■ GIVEN INFORMATION ■
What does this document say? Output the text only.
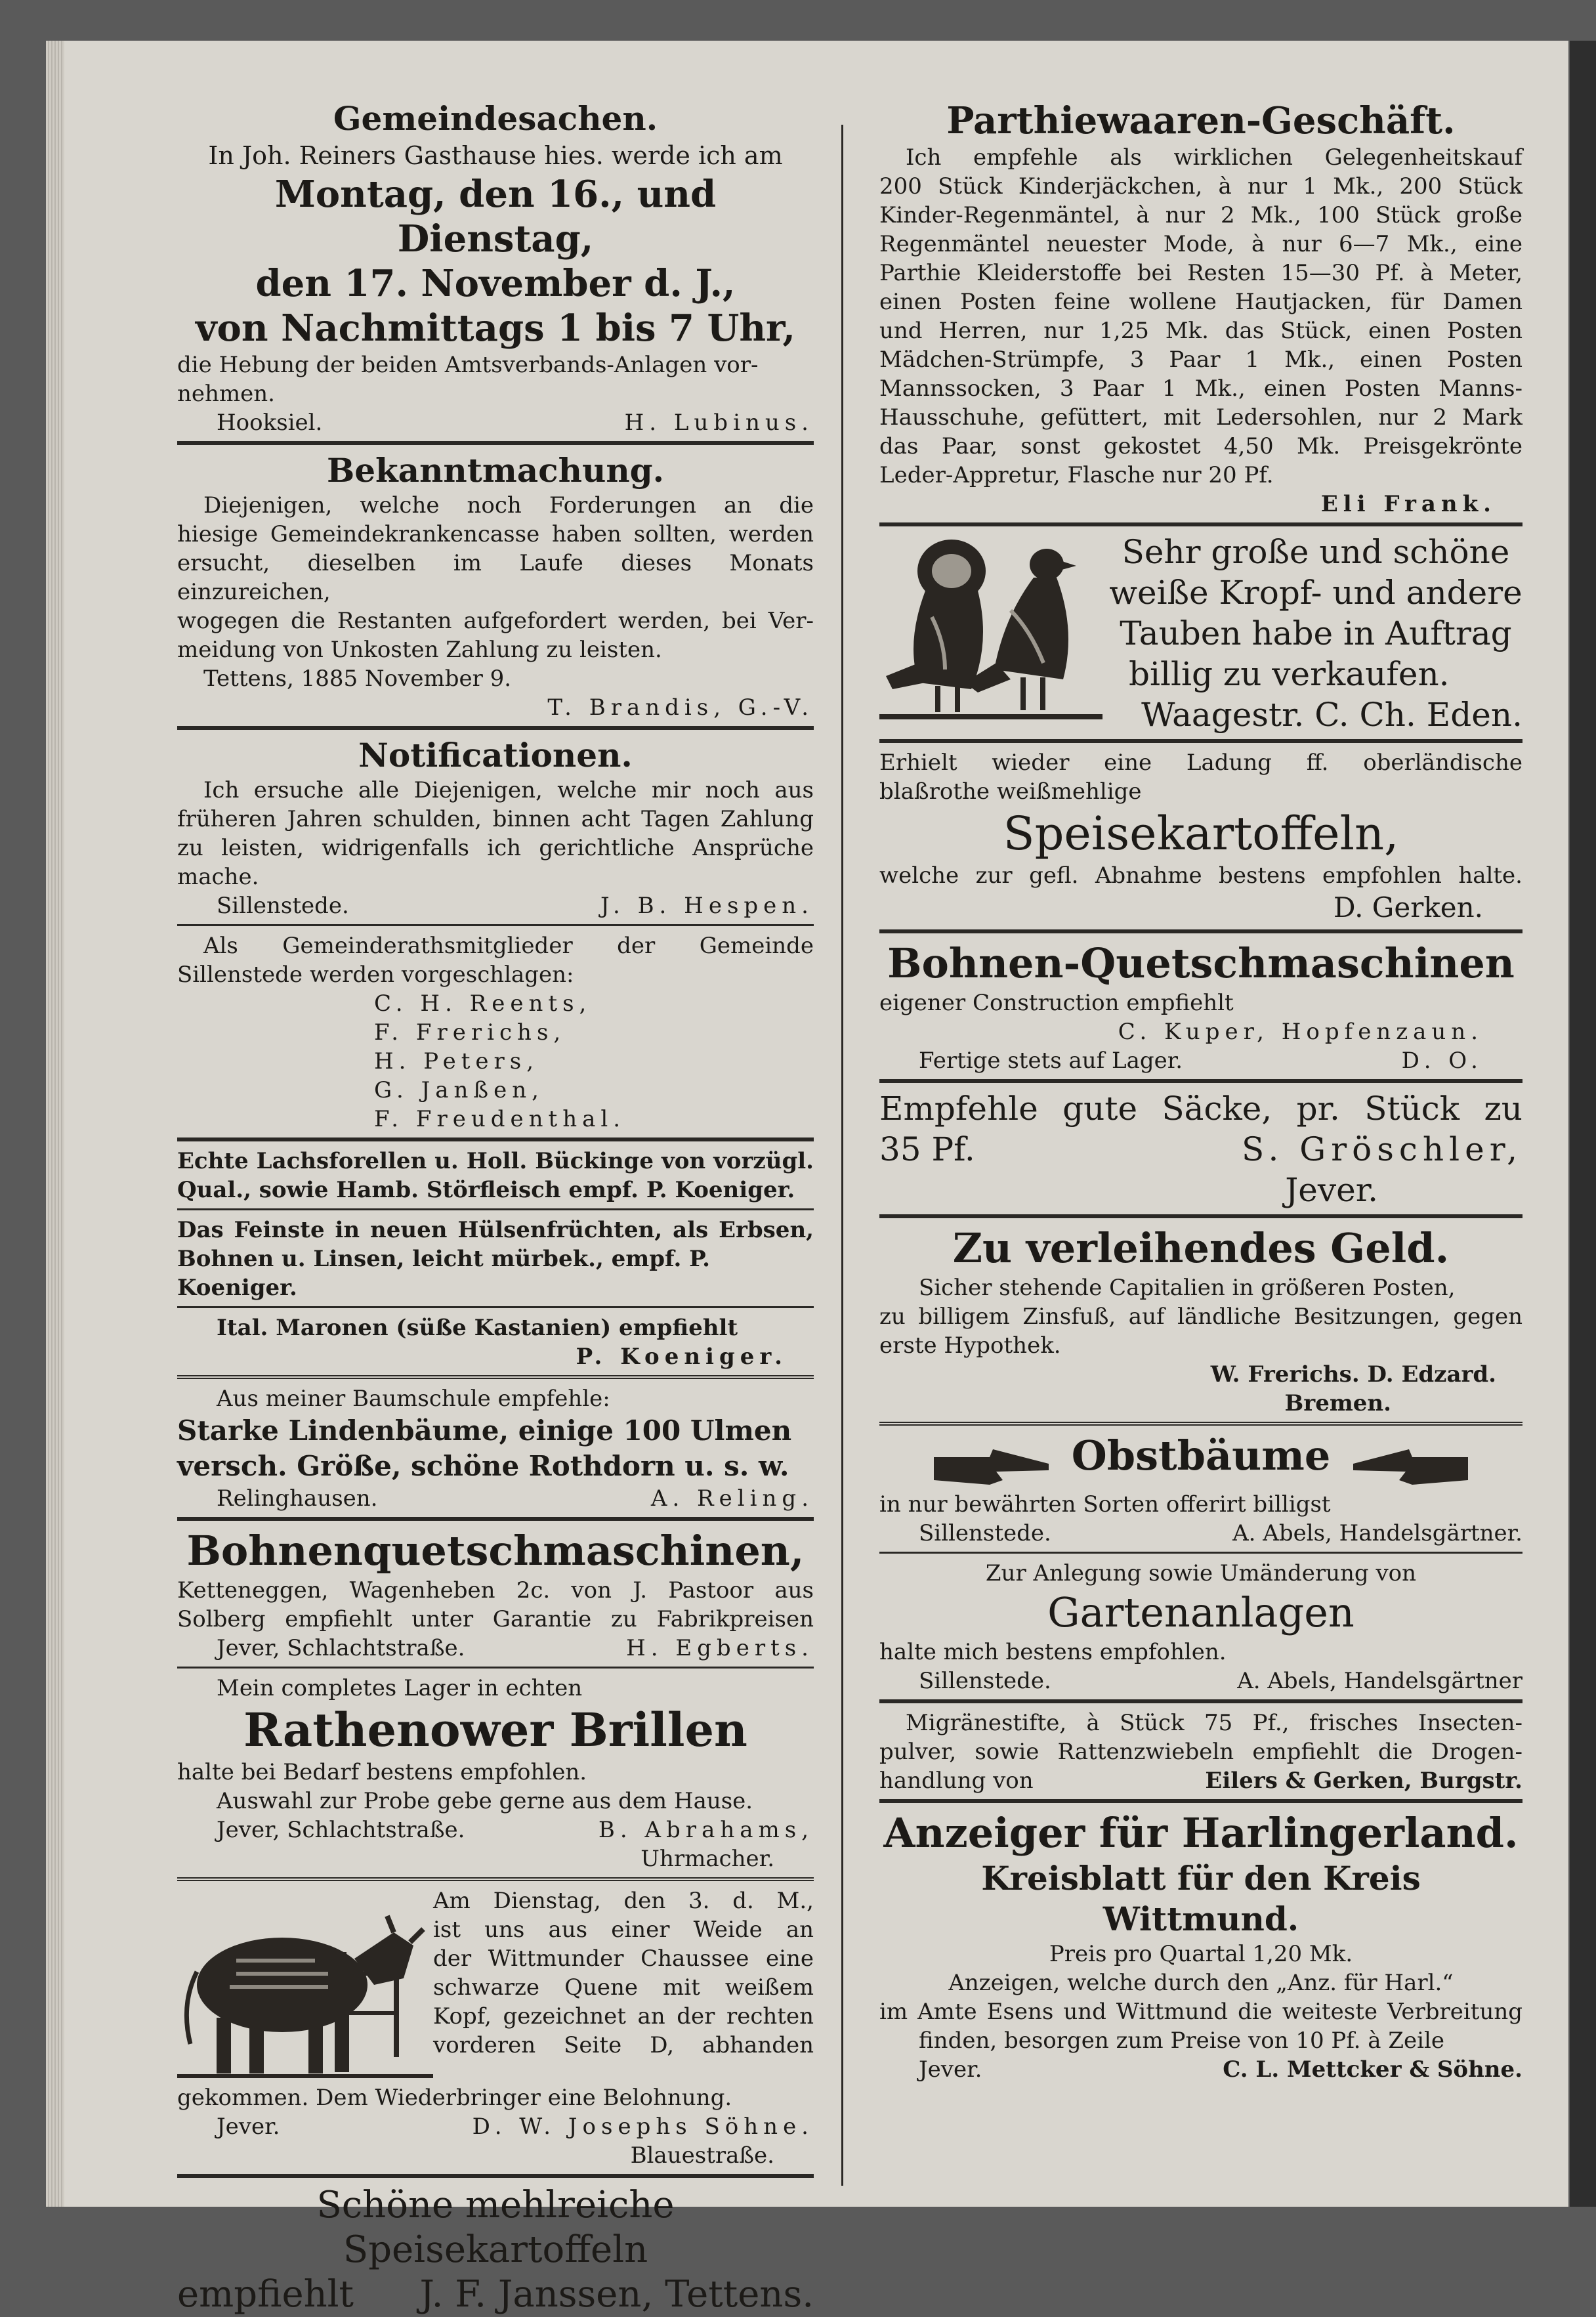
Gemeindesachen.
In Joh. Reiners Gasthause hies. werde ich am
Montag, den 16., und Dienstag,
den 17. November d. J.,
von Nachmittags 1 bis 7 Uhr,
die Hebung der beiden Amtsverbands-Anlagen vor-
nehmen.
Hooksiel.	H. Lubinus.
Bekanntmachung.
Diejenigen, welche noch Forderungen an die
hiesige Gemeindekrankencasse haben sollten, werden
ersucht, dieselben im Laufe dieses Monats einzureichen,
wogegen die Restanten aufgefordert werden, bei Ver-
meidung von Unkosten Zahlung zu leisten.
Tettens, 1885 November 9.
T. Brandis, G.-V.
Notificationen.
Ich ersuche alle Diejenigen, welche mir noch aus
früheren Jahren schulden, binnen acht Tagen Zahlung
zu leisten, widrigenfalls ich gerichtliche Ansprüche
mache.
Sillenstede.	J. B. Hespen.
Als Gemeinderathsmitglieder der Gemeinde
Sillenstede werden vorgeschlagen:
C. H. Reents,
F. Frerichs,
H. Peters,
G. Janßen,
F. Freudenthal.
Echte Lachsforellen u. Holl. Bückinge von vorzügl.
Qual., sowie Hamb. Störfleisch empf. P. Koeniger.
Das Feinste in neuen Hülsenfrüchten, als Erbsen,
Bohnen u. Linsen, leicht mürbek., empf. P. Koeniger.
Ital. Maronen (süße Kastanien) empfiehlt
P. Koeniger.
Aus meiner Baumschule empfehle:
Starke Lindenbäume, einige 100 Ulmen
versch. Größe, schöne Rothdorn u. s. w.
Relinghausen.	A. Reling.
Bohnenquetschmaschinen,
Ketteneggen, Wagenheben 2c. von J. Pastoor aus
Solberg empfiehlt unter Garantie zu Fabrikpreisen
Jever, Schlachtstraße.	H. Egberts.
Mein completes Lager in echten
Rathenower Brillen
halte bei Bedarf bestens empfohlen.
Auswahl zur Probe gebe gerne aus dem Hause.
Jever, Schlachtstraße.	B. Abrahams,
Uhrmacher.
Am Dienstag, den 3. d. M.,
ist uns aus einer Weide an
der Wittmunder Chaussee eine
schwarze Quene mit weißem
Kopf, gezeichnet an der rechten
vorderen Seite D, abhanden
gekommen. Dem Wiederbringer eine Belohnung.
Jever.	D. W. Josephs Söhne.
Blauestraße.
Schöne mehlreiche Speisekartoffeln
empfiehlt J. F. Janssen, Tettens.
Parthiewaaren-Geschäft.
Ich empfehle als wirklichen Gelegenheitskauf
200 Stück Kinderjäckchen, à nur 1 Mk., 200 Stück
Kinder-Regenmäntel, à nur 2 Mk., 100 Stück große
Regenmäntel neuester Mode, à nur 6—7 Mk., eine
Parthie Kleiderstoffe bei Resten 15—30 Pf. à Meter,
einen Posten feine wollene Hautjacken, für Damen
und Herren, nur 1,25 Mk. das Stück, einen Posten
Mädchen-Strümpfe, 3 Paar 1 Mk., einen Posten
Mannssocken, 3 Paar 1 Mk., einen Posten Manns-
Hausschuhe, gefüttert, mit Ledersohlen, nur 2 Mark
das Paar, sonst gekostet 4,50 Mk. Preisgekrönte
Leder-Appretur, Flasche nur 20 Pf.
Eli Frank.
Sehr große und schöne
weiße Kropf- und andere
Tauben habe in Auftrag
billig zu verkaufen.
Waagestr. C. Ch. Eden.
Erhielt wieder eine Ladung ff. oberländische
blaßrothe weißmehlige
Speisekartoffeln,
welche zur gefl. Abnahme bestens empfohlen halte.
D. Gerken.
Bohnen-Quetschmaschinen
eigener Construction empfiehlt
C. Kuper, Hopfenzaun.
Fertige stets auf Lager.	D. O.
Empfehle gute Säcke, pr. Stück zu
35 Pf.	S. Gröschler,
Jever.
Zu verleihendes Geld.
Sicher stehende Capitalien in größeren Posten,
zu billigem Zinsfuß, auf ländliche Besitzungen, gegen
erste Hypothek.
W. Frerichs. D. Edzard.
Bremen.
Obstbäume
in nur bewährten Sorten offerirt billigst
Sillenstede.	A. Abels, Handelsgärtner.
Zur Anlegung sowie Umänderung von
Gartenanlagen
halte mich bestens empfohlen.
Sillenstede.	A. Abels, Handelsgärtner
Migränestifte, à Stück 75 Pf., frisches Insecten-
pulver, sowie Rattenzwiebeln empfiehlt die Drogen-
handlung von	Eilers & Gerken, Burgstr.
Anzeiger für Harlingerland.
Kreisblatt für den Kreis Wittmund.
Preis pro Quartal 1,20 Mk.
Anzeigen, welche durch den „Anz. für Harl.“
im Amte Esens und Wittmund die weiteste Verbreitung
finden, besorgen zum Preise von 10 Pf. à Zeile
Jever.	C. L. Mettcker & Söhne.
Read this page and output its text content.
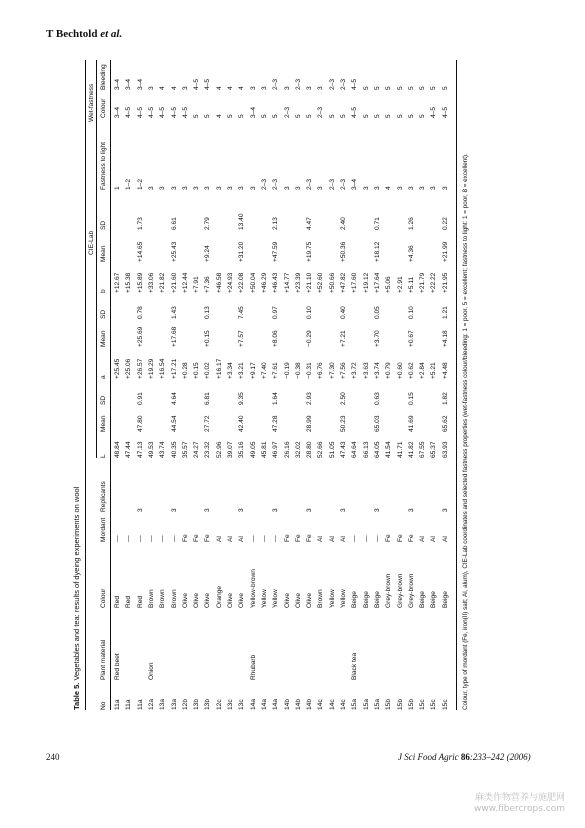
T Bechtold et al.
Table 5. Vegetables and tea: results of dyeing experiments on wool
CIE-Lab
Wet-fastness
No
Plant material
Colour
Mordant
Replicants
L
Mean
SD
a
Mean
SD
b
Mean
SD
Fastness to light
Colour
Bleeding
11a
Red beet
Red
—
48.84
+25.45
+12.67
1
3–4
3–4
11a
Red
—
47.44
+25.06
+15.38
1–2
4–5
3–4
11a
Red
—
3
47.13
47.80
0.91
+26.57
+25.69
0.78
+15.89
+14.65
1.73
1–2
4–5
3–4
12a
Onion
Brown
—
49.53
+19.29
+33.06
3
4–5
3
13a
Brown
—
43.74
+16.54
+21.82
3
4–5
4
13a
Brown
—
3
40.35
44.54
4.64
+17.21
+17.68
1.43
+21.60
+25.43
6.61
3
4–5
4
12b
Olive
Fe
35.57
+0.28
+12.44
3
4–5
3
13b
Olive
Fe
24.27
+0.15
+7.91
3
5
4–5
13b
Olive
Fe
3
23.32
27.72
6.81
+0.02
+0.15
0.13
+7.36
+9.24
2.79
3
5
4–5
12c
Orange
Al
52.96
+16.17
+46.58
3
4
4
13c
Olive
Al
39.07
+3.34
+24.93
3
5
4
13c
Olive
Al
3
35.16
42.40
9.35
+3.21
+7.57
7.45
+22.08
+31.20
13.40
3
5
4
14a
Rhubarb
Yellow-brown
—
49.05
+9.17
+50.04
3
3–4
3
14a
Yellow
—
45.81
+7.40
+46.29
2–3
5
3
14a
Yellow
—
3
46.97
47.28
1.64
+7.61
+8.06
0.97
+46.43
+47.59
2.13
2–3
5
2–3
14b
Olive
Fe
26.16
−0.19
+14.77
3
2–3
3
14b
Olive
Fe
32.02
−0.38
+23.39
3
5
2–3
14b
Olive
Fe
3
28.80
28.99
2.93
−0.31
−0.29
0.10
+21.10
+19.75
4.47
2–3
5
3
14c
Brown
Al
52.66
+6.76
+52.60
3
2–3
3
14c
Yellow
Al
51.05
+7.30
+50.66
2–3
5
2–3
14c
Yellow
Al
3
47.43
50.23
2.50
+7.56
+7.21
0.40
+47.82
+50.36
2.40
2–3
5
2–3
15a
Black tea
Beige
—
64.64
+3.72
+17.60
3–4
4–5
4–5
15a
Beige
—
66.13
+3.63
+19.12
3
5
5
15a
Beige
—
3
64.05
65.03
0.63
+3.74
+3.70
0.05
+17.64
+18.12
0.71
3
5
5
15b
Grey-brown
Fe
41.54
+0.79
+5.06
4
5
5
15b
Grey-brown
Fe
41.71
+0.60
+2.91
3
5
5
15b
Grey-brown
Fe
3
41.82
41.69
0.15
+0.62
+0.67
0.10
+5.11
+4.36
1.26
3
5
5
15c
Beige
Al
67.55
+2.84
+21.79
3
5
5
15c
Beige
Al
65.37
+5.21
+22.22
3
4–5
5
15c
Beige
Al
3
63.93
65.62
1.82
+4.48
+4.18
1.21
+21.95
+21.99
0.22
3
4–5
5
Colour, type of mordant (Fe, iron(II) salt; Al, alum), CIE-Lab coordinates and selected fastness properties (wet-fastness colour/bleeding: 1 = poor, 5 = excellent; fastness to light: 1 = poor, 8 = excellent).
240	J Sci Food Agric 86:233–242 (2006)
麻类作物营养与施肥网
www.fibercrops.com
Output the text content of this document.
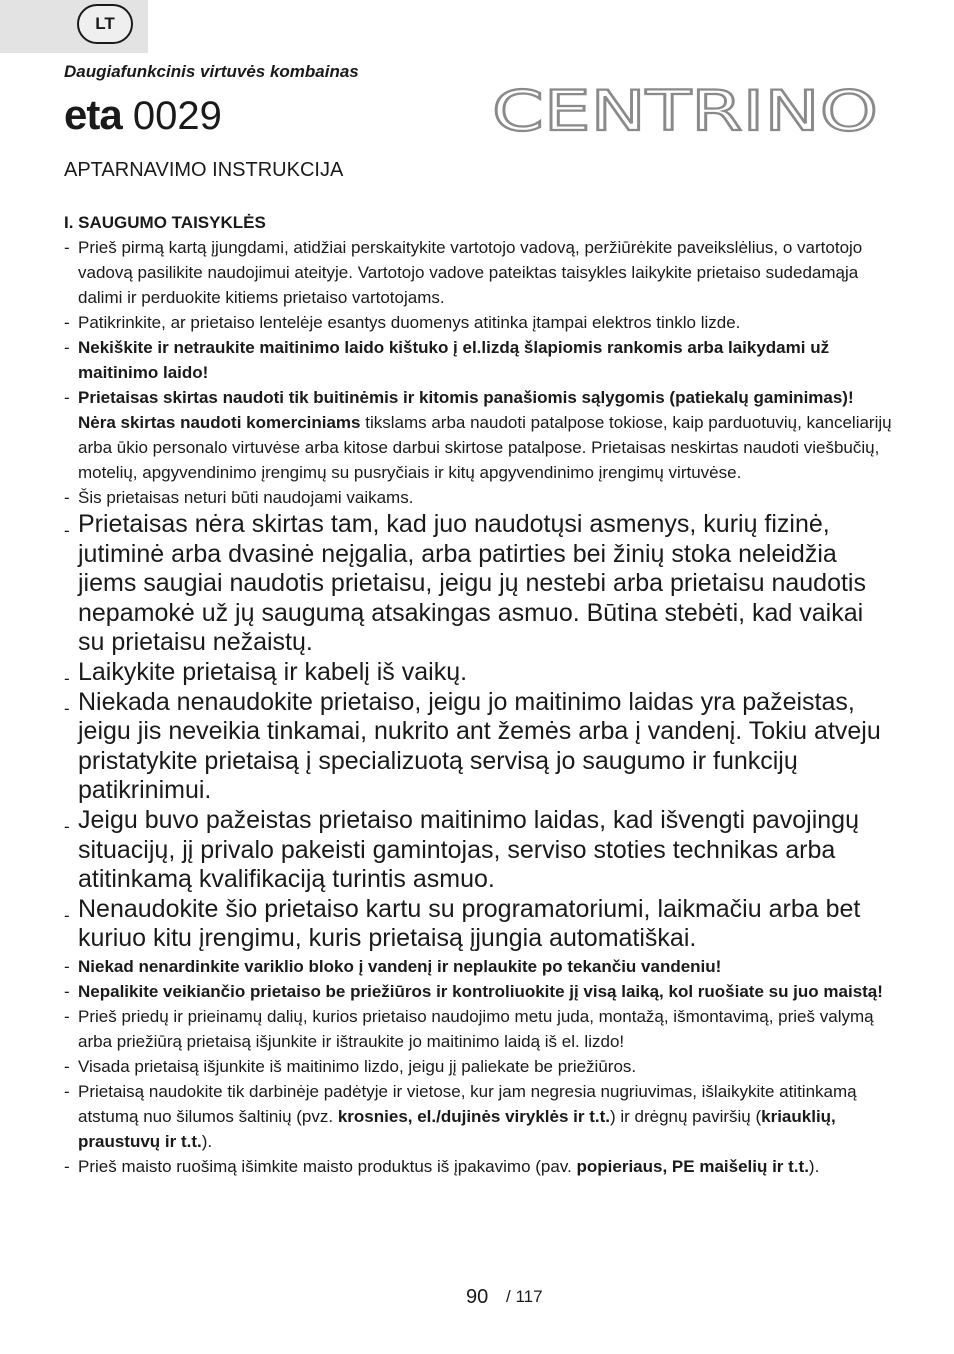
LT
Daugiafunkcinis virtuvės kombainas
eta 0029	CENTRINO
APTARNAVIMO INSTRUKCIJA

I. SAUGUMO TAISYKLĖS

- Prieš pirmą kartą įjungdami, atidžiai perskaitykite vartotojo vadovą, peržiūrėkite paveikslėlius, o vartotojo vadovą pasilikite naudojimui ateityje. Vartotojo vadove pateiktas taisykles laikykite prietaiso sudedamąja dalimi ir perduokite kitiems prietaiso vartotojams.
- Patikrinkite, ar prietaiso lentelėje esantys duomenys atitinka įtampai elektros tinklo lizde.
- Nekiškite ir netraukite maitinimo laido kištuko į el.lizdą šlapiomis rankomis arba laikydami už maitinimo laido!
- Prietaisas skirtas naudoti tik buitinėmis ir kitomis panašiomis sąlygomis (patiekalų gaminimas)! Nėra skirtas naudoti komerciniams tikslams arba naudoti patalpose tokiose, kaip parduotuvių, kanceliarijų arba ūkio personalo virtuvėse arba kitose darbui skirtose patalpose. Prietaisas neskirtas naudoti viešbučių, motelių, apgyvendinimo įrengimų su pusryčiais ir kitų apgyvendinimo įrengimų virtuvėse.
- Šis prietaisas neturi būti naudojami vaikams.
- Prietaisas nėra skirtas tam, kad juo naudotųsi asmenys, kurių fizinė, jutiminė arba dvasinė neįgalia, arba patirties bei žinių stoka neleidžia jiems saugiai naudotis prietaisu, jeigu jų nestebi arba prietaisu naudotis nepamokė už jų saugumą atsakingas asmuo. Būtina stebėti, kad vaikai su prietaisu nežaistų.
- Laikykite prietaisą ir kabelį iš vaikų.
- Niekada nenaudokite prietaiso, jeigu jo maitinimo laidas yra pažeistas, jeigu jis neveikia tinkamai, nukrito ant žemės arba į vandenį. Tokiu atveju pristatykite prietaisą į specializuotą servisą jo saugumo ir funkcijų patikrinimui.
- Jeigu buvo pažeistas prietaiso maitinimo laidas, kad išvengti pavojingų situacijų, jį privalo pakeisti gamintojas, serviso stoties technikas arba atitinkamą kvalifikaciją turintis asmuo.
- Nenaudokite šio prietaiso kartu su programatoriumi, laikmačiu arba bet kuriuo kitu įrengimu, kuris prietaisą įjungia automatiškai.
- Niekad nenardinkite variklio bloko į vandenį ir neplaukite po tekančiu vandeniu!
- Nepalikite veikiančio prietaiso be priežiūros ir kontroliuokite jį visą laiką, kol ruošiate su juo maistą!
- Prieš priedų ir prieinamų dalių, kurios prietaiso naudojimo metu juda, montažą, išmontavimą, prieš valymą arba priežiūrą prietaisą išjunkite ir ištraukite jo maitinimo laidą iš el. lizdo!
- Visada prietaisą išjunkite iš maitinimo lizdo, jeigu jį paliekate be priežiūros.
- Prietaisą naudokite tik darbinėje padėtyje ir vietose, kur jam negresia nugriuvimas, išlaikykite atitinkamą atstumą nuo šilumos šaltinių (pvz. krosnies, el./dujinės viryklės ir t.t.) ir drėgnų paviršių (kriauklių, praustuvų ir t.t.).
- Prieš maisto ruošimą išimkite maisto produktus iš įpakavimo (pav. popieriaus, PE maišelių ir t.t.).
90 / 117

■ TASK DESCRIPTION ■
Look through the data above. Find each line with the string "išjunkite" and copy it.

■ SOLUTION ■
- Prieš priedų ir prieinamų dalių, kurios prietaiso naudojimo metu juda, montažą, išmontavimą, prieš valymą arba priežiūrą prietaisą išjunkite ir ištraukite jo maitinimo laidą iš el. lizdo!
- Visada prietaisą išjunkite iš maitinimo lizdo, jeigu jį paliekate be priežiūros.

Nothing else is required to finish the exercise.